Given problem — Each record below is to be copied word for word, with pictures removed.

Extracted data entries

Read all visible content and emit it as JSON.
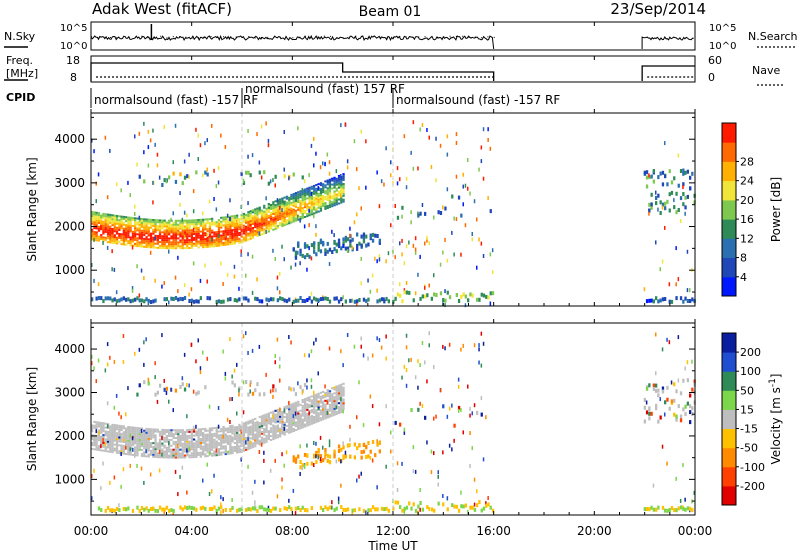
{
  "header": {
    "station": "Adak West (fitACF)",
    "beam": "Beam 01",
    "date": "23/Sep/2014"
  },
  "panel_labels": {
    "nsky": "N.Sky",
    "nsearch": "N.Search",
    "freq_line1": "Freq.",
    "freq_line2": "[MHz]",
    "nave": "Nave",
    "cpid": "CPID"
  },
  "small_axes": {
    "noise_ticks_left": [
      "10^5",
      "10^0"
    ],
    "noise_ticks_right": [
      "10^5",
      "10^0"
    ],
    "freq_ticks_left": [
      "18",
      "8"
    ],
    "nave_ticks_right": [
      "60",
      "0"
    ]
  },
  "cpid_segments": [
    {
      "label": "normalsound (fast) -157 RF",
      "start_h": 0.0,
      "end_h": 6.0
    },
    {
      "label": "normalsound (fast) 157 RF",
      "start_h": 6.0,
      "end_h": 12.0
    },
    {
      "label": "normalsound (fast) -157 RF",
      "start_h": 12.0,
      "end_h": 24.0
    }
  ],
  "chart_data": [
    {
      "type": "heatmap",
      "name": "power",
      "ylabel": "Slant Range [km]",
      "yticks": [
        "1000",
        "2000",
        "3000",
        "4000"
      ],
      "ylim": [
        180,
        4600
      ],
      "xlim": [
        0,
        24
      ],
      "colorbar": {
        "label": "Power [dB]",
        "ticks": [
          "4",
          "8",
          "12",
          "16",
          "20",
          "24",
          "28"
        ],
        "range": [
          0,
          32
        ],
        "colors": [
          "#0018ff",
          "#1f47b8",
          "#2a6fb0",
          "#2e8b57",
          "#7ec850",
          "#f2e53a",
          "#ffb000",
          "#ff6a00",
          "#ff1a00"
        ]
      },
      "data_gap_hours": [
        16.0,
        21.9
      ]
    },
    {
      "type": "heatmap",
      "name": "velocity",
      "ylabel": "Slant Range [km]",
      "yticks": [
        "1000",
        "2000",
        "3000",
        "4000"
      ],
      "ylim": [
        180,
        4600
      ],
      "xlim": [
        0,
        24
      ],
      "colorbar": {
        "label": "Velocity [m s",
        "label_sup": "-1",
        "ticks": [
          "-200",
          "-100",
          "-50",
          "-15",
          "15",
          "50",
          "100",
          "200"
        ],
        "colors": [
          "#e00000",
          "#ff4000",
          "#ff8a00",
          "#ffc000",
          "#bebebe",
          "#7cd64a",
          "#2e8b57",
          "#1f4fd0",
          "#0a1fa0"
        ]
      },
      "data_gap_hours": [
        16.0,
        21.9
      ]
    }
  ],
  "time_axis": {
    "ticks": [
      "00:00",
      "04:00",
      "08:00",
      "12:00",
      "16:00",
      "20:00",
      "00:00"
    ],
    "label": "Time UT"
  }
}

Final result —
Read all visible content and emit it as JSON.
{
  "header": {
    "station": "Adak West (fitACF)",
    "beam": "Beam 01",
    "date": "23/Sep/2014"
  },
  "panel_labels": {
    "nsky": "N.Sky",
    "nsearch": "N.Search",
    "freq_line1": "Freq.",
    "freq_line2": "[MHz]",
    "nave": "Nave",
    "cpid": "CPID"
  },
  "small_axes": {
    "noise_ticks_left": [
      "10^5",
      "10^0"
    ],
    "noise_ticks_right": [
      "10^5",
      "10^0"
    ],
    "freq_ticks_left": [
      "18",
      "8"
    ],
    "nave_ticks_right": [
      "60",
      "0"
    ]
  },
  "cpid_segments": [
    {
      "label": "normalsound (fast) -157 RF",
      "start_h": 0.0,
      "end_h": 6.0
    },
    {
      "label": "normalsound (fast) 157 RF",
      "start_h": 6.0,
      "end_h": 12.0
    },
    {
      "label": "normalsound (fast) -157 RF",
      "start_h": 12.0,
      "end_h": 24.0
    }
  ],
  "chart_data": [
    {
      "type": "heatmap",
      "name": "power",
      "ylabel": "Slant Range [km]",
      "yticks": [
        "1000",
        "2000",
        "3000",
        "4000"
      ],
      "ylim": [
        180,
        4600
      ],
      "xlim": [
        0,
        24
      ],
      "colorbar": {
        "label": "Power [dB]",
        "ticks": [
          "4",
          "8",
          "12",
          "16",
          "20",
          "24",
          "28"
        ],
        "range": [
          0,
          32
        ],
        "colors": [
          "#0018ff",
          "#1f47b8",
          "#2a6fb0",
          "#2e8b57",
          "#7ec850",
          "#f2e53a",
          "#ffb000",
          "#ff6a00",
          "#ff1a00"
        ]
      },
      "data_gap_hours": [
        16.0,
        21.9
      ]
    },
    {
      "type": "heatmap",
      "name": "velocity",
      "ylabel": "Slant Range [km]",
      "yticks": [
        "1000",
        "2000",
        "3000",
        "4000"
      ],
      "ylim": [
        180,
        4600
      ],
      "xlim": [
        0,
        24
      ],
      "colorbar": {
        "label": "Velocity [m s",
        "label_sup": "-1",
        "ticks": [
          "-200",
          "-100",
          "-50",
          "-15",
          "15",
          "50",
          "100",
          "200"
        ],
        "colors": [
          "#e00000",
          "#ff4000",
          "#ff8a00",
          "#ffc000",
          "#bebebe",
          "#7cd64a",
          "#2e8b57",
          "#1f4fd0",
          "#0a1fa0"
        ]
      },
      "data_gap_hours": [
        16.0,
        21.9
      ]
    }
  ],
  "time_axis": {
    "ticks": [
      "00:00",
      "04:00",
      "08:00",
      "12:00",
      "16:00",
      "20:00",
      "00:00"
    ],
    "label": "Time UT"
  }
}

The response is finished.